**WHAT IS REQUIRED**
Look through the lines below and extract any with the word "互为补角".

**TASK INPUT**

- - - -

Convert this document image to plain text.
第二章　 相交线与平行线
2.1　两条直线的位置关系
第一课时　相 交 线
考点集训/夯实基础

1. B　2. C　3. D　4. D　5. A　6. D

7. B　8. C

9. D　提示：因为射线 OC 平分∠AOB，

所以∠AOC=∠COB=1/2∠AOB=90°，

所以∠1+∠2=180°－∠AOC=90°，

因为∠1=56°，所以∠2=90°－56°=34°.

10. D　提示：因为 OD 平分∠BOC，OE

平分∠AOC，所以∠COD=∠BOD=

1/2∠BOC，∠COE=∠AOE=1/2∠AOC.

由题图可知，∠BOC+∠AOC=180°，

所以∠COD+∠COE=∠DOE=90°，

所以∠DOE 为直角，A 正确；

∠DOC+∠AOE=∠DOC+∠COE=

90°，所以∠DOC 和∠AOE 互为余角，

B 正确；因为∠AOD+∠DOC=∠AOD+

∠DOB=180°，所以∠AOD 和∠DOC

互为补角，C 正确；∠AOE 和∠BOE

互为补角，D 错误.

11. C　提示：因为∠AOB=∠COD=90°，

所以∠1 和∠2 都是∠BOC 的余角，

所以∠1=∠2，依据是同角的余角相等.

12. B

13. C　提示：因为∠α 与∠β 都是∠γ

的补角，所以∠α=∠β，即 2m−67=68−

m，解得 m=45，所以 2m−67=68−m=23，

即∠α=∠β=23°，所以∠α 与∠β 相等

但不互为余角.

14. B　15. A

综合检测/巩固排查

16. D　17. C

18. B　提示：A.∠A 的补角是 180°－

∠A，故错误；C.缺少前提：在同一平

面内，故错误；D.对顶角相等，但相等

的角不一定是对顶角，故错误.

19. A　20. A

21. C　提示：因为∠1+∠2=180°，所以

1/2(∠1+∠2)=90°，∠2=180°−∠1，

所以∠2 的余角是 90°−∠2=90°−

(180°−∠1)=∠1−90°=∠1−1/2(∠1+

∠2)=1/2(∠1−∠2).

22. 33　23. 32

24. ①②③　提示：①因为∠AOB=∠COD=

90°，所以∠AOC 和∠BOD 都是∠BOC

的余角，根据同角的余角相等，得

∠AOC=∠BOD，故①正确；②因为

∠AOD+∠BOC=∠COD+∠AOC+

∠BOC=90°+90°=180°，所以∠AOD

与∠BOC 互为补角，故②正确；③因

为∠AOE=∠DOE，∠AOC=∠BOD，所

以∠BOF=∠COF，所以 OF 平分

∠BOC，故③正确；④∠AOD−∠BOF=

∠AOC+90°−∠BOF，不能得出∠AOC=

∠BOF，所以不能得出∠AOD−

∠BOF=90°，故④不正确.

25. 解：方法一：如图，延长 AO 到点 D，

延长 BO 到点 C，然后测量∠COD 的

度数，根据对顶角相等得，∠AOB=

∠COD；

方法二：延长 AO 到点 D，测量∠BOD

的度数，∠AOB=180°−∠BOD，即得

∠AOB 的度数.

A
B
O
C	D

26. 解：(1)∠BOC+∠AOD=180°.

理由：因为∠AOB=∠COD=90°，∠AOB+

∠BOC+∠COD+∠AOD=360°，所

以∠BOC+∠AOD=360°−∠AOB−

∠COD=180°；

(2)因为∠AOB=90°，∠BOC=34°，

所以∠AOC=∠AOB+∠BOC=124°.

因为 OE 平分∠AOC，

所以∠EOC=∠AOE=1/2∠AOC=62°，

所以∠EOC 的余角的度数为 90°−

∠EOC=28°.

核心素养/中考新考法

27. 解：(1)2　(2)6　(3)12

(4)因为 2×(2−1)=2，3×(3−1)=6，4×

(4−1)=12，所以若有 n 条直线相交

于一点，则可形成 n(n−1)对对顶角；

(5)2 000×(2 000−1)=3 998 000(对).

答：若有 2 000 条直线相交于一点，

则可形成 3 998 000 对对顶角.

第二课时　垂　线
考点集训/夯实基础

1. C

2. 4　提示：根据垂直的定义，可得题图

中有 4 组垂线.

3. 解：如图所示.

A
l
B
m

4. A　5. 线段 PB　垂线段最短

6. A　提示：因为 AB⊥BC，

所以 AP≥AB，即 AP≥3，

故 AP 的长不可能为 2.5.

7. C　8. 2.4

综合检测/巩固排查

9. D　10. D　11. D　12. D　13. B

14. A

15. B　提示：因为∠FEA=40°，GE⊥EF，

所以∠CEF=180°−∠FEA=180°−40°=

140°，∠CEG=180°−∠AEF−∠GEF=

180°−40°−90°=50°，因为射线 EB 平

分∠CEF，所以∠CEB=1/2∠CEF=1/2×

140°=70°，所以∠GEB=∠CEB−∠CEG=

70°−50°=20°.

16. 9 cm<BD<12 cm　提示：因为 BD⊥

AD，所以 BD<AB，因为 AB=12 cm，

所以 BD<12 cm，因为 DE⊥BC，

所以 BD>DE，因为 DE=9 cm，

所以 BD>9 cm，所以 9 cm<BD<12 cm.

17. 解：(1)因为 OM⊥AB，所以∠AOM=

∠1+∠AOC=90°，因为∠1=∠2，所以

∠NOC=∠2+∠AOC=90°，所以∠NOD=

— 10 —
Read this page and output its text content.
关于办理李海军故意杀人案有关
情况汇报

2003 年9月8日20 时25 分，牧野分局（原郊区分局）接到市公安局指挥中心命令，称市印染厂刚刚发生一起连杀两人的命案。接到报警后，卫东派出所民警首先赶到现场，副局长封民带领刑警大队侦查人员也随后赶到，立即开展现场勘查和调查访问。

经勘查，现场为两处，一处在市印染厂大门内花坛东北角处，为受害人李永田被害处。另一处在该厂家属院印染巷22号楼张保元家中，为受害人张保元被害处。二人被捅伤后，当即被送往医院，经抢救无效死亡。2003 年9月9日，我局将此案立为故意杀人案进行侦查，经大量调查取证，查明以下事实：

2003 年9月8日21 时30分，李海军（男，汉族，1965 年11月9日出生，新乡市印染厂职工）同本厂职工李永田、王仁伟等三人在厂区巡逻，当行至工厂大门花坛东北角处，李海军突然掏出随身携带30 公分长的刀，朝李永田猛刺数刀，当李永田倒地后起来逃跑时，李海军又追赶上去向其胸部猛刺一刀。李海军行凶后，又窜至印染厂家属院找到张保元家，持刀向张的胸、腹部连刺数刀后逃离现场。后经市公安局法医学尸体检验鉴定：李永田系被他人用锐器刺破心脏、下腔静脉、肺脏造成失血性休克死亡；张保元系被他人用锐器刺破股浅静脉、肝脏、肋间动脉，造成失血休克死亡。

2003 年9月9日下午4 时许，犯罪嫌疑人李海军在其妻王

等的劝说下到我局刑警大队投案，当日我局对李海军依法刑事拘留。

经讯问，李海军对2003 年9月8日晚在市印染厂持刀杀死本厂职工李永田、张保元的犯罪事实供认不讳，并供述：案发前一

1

- - - -

**EXERCISE RESULT**
互为补角，C 正确；∠AOE 和∠BOE
互为补角，D 错误.
与∠BOC 互为补角，故②正确；③因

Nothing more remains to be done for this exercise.